Work to be completed -> Quote, without change, all of the lines that follow.

Records that describe figures ->
# # # # #

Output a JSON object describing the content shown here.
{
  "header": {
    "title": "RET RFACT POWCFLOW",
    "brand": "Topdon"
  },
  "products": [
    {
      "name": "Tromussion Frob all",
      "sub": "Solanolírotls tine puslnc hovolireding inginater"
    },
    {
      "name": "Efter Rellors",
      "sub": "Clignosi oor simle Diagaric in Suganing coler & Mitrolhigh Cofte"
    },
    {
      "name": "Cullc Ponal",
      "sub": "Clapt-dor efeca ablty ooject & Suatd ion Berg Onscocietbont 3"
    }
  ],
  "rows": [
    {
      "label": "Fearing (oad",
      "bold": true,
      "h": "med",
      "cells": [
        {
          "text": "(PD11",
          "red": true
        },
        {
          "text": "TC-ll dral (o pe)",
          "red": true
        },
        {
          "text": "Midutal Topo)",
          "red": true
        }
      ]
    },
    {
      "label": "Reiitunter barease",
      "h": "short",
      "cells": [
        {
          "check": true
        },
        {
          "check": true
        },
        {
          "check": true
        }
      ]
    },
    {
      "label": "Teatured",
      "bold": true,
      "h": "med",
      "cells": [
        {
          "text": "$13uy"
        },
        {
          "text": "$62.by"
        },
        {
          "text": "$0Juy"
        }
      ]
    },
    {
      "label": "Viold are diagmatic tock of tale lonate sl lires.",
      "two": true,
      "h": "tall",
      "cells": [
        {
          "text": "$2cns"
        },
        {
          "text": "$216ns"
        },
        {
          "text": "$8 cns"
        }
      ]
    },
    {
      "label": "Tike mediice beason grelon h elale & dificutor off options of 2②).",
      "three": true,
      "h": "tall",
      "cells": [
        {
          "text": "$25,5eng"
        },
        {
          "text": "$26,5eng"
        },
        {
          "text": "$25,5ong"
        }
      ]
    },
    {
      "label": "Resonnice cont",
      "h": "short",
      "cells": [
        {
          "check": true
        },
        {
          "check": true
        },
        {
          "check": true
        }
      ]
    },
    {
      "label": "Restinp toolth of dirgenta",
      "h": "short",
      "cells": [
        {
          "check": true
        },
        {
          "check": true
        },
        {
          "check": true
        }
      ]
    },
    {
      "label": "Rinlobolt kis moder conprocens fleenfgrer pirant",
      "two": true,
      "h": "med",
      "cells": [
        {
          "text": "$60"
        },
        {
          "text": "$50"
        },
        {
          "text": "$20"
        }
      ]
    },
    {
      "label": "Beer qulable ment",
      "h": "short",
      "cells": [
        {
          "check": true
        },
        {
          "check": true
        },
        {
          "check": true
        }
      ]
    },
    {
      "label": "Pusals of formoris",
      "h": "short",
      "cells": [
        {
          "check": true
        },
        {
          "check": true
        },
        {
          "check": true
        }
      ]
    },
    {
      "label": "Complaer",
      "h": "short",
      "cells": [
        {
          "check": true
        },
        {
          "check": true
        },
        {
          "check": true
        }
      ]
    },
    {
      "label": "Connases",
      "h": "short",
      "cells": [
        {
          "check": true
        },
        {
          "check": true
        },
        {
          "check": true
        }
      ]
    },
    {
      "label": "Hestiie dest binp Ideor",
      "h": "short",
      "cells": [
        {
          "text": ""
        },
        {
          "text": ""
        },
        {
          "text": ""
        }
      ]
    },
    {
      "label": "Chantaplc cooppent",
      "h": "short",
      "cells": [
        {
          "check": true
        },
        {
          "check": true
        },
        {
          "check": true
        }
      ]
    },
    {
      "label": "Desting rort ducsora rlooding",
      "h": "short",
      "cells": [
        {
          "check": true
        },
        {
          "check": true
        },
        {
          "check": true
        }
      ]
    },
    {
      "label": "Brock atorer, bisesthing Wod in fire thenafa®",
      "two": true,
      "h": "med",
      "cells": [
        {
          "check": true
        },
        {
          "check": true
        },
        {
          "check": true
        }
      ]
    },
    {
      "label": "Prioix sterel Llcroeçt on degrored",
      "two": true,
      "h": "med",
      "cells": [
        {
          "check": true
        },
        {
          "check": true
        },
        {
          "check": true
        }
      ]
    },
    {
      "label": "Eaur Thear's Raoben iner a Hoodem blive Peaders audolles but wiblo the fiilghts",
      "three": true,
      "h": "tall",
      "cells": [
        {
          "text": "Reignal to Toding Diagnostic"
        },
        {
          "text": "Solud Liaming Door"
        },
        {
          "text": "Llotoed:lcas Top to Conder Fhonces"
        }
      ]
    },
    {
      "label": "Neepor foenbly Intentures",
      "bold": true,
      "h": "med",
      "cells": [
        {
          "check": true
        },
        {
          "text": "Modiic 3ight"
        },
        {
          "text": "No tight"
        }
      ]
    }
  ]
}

# # # # #

Solution to the problem ->
Output a JSON object describing the content shown here.
{
  "header": {
    "title": "RET RFACT POWCFLOW",
    "brand": "Topdon"
  },
  "products": [
    {
      "name": "Tromussion Frob all",
      "sub": "Solanolírotls tine puslnc hovolireding inginater"
    },
    {
      "name": "Efter Rellors",
      "sub": "Clignosi oor simle Diagaric in Suganing coler & Mitrolhigh Cofte"
    },
    {
      "name": "Cullc Ponal",
      "sub": "Clapt-dor efeca ablty ooject & Suatd ion Berg Onscocietbont 3"
    }
  ],
  "rows": [
    {
      "label": "Fearing (oad",
      "bold": true,
      "h": "med",
      "cells": [
        {
          "text": "(PD11",
          "red": true
        },
        {
          "text": "TC-ll dral (o pe)",
          "red": true
        },
        {
          "text": "Midutal Topo)",
          "red": true
        }
      ]
    },
    {
      "label": "Reiitunter barease",
      "h": "short",
      "cells": [
        {
          "check": true
        },
        {
          "check": true
        },
        {
          "check": true
        }
      ]
    },
    {
      "label": "Teatured",
      "bold": true,
      "h": "med",
      "cells": [
        {
          "text": "$13uy"
        },
        {
          "text": "$62.by"
        },
        {
          "text": "$0Juy"
        }
      ]
    },
    {
      "label": "Viold are diagmatic tock of tale lonate sl lires.",
      "two": true,
      "h": "tall",
      "cells": [
        {
          "text": "$2cns"
        },
        {
          "text": "$216ns"
        },
        {
          "text": "$8 cns"
        }
      ]
    },
    {
      "label": "Tike mediice beason grelon h elale & dificutor off options of 2②).",
      "three": true,
      "h": "tall",
      "cells": [
        {
          "text": "$25,5eng"
        },
        {
          "text": "$26,5eng"
        },
        {
          "text": "$25,5ong"
        }
      ]
    },
    {
      "label": "Resonnice cont",
      "h": "short",
      "cells": [
        {
          "check": true
        },
        {
          "check": true
        },
        {
          "check": true
        }
      ]
    },
    {
      "label": "Restinp toolth of dirgenta",
      "h": "short",
      "cells": [
        {
          "check": true
        },
        {
          "check": true
        },
        {
          "check": true
        }
      ]
    },
    {
      "label": "Rinlobolt kis moder conprocens fleenfgrer pirant",
      "two": true,
      "h": "med",
      "cells": [
        {
          "text": "$60"
        },
        {
          "text": "$50"
        },
        {
          "text": "$20"
        }
      ]
    },
    {
      "label": "Beer qulable ment",
      "h": "short",
      "cells": [
        {
          "check": true
        },
        {
          "check": true
        },
        {
          "check": true
        }
      ]
    },
    {
      "label": "Pusals of formoris",
      "h": "short",
      "cells": [
        {
          "check": true
        },
        {
          "check": true
        },
        {
          "check": true
        }
      ]
    },
    {
      "label": "Complaer",
      "h": "short",
      "cells": [
        {
          "check": true
        },
        {
          "check": true
        },
        {
          "check": true
        }
      ]
    },
    {
      "label": "Connases",
      "h": "short",
      "cells": [
        {
          "check": true
        },
        {
          "check": true
        },
        {
          "check": true
        }
      ]
    },
    {
      "label": "Hestiie dest binp Ideor",
      "h": "short",
      "cells": [
        {
          "text": ""
        },
        {
          "text": ""
        },
        {
          "text": ""
        }
      ]
    },
    {
      "label": "Chantaplc cooppent",
      "h": "short",
      "cells": [
        {
          "check": true
        },
        {
          "check": true
        },
        {
          "check": true
        }
      ]
    },
    {
      "label": "Desting rort ducsora rlooding",
      "h": "short",
      "cells": [
        {
          "check": true
        },
        {
          "check": true
        },
        {
          "check": true
        }
      ]
    },
    {
      "label": "Brock atorer, bisesthing Wod in fire thenafa®",
      "two": true,
      "h": "med",
      "cells": [
        {
          "check": true
        },
        {
          "check": true
        },
        {
          "check": true
        }
      ]
    },
    {
      "label": "Prioix sterel Llcroeçt on degrored",
      "two": true,
      "h": "med",
      "cells": [
        {
          "check": true
        },
        {
          "check": true
        },
        {
          "check": true
        }
      ]
    },
    {
      "label": "Eaur Thear's Raoben iner a Hoodem blive Peaders audolles but wiblo the fiilghts",
      "three": true,
      "h": "tall",
      "cells": [
        {
          "text": "Reignal to Toding Diagnostic"
        },
        {
          "text": "Solud Liaming Door"
        },
        {
          "text": "Llotoed:lcas Top to Conder Fhonces"
        }
      ]
    },
    {
      "label": "Neepor foenbly Intentures",
      "bold": true,
      "h": "med",
      "cells": [
        {
          "check": true
        },
        {
          "text": "Modiic 3ight"
        },
        {
          "text": "No tight"
        }
      ]
    }
  ]
}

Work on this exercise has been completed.